Select, from the material below, each line with "актами" in it.

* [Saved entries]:
____________
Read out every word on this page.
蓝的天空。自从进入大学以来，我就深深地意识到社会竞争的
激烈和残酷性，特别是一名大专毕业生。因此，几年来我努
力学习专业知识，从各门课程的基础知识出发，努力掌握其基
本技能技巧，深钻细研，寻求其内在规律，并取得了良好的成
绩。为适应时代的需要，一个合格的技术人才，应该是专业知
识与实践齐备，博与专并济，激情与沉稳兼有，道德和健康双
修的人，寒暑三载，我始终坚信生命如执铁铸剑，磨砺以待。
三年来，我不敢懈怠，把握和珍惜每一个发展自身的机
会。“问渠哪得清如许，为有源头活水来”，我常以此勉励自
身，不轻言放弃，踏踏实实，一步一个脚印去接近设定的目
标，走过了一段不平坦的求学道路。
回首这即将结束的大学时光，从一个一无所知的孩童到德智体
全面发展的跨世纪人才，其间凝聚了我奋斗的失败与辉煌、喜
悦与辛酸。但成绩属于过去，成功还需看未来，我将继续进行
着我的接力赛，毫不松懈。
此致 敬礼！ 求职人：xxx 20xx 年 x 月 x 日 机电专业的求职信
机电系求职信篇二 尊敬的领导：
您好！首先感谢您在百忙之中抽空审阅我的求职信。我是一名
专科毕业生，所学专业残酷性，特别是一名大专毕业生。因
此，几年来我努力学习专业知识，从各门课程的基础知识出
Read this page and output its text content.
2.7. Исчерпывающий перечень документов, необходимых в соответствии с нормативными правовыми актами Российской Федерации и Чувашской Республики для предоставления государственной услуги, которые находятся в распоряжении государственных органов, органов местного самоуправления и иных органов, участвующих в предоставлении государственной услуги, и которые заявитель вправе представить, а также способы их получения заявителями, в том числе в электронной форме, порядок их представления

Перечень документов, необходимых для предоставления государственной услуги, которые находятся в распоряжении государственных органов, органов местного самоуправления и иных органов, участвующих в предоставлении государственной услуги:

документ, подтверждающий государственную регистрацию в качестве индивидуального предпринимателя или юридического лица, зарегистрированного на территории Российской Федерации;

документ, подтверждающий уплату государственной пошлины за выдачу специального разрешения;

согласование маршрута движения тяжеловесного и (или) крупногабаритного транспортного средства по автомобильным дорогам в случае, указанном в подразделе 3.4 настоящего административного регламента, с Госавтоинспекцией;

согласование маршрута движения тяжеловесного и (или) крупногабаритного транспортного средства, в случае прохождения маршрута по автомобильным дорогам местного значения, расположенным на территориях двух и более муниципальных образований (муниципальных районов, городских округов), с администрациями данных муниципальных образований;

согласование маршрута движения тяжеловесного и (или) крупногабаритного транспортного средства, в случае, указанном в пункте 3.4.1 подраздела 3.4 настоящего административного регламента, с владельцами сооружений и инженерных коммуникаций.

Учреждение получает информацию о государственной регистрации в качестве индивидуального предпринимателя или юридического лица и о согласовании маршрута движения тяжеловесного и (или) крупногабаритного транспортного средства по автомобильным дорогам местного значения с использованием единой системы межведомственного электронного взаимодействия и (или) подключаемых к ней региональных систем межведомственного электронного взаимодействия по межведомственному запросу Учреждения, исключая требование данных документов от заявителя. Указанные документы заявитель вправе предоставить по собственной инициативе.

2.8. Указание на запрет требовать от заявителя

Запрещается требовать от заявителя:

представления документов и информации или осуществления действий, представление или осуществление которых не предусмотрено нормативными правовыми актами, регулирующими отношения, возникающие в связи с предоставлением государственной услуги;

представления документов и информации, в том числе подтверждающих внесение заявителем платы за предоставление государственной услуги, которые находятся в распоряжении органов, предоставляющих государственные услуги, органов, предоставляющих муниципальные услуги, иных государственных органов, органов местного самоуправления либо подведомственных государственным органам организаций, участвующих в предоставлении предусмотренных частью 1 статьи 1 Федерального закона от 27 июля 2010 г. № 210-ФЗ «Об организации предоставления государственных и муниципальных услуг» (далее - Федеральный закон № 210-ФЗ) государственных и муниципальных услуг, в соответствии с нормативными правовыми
____________
* [Exercise response]:
2.7. Исчерпывающий перечень документов, необходимых в соответствии с нормативными правовыми актами Российской Федерации и Чувашской Республики для предоставления государственной услуги, которые находятся в распоряжении государственных органов, органов местного самоуправления и иных органов, участвующих в предоставлении государственной услуги, и которые заявитель вправе представить, а также способы их получения заявителями, в том числе в электронной форме, порядок их представления
представления документов и информации или осуществления действий, представление или осуществление которых не предусмотрено нормативными правовыми актами, регулирующими отношения, возникающие в связи с предоставлением государственной услуги;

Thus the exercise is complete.